Set exercise: Your task is to output the entries below word for word.

Working data:

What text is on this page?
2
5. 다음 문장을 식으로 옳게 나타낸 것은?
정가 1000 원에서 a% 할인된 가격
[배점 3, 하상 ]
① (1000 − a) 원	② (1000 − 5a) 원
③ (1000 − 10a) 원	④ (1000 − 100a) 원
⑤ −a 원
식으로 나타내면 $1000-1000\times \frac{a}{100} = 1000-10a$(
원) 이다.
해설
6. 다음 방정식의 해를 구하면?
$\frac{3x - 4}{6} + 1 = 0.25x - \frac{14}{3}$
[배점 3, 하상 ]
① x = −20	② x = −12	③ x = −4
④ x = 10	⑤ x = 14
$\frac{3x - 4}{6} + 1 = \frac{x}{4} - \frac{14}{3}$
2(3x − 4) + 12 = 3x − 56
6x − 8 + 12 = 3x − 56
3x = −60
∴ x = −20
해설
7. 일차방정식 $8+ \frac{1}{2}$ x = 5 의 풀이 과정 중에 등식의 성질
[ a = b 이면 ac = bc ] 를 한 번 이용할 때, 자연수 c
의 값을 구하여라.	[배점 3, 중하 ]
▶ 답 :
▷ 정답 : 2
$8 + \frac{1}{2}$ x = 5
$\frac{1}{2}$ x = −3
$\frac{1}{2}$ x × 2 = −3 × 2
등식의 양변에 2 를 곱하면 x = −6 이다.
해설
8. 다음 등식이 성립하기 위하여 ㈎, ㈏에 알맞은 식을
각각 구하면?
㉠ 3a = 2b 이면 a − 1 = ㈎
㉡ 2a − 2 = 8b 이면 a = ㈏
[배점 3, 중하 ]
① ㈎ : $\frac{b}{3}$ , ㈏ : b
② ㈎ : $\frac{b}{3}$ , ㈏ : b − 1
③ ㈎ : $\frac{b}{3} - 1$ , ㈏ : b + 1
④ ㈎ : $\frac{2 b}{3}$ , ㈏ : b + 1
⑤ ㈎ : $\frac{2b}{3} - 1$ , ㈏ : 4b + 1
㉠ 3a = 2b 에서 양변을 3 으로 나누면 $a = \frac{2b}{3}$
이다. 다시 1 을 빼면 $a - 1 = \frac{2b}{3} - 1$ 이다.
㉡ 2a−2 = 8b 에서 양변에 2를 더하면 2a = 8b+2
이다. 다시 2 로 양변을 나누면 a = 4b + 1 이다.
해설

Output of the exercise:
What text is on this page?
2
5. 다음 문장을 식으로 옳게 나타낸 것은?
정가 1000 원에서 a% 할인된 가격
[배점 3, 하상 ]
① (1000 − a) 원	② (1000 − 5a) 원
③ (1000 − 10a) 원	④ (1000 − 100a) 원
⑤ −a 원
식으로 나타내면 $1000-1000\times \frac{a}{100} = 1000-10a$(
원) 이다.
해설
6. 다음 방정식의 해를 구하면?
$\frac{3x - 4}{6} + 1 = 0.25x - \frac{14}{3}$
[배점 3, 하상 ]
① x = −20	② x = −12	③ x = −4
④ x = 10	⑤ x = 14
$\frac{3x - 4}{6} + 1 = \frac{x}{4} - \frac{14}{3}$
2(3x − 4) + 12 = 3x − 56
6x − 8 + 12 = 3x − 56
3x = −60
∴ x = −20
해설
7. 일차방정식 $8+ \frac{1}{2}$ x = 5 의 풀이 과정 중에 등식의 성질
[ a = b 이면 ac = bc ] 를 한 번 이용할 때, 자연수 c
의 값을 구하여라.	[배점 3, 중하 ]
▶ 답 :
▷ 정답 : 2
$8 + \frac{1}{2}$ x = 5
$\frac{1}{2}$ x = −3
$\frac{1}{2}$ x × 2 = −3 × 2
등식의 양변에 2 를 곱하면 x = −6 이다.
해설
8. 다음 등식이 성립하기 위하여 ㈎, ㈏에 알맞은 식을
각각 구하면?
㉠ 3a = 2b 이면 a − 1 = ㈎
㉡ 2a − 2 = 8b 이면 a = ㈏
[배점 3, 중하 ]
① ㈎ : $\frac{b}{3}$ , ㈏ : b
② ㈎ : $\frac{b}{3}$ , ㈏ : b − 1
③ ㈎ : $\frac{b}{3} - 1$ , ㈏ : b + 1
④ ㈎ : $\frac{2 b}{3}$ , ㈏ : b + 1
⑤ ㈎ : $\frac{2b}{3} - 1$ , ㈏ : 4b + 1
㉠ 3a = 2b 에서 양변을 3 으로 나누면 $a = \frac{2b}{3}$
이다. 다시 1 을 빼면 $a - 1 = \frac{2b}{3} - 1$ 이다.
㉡ 2a−2 = 8b 에서 양변에 2를 더하면 2a = 8b+2
이다. 다시 2 로 양변을 나누면 a = 4b + 1 이다.
해설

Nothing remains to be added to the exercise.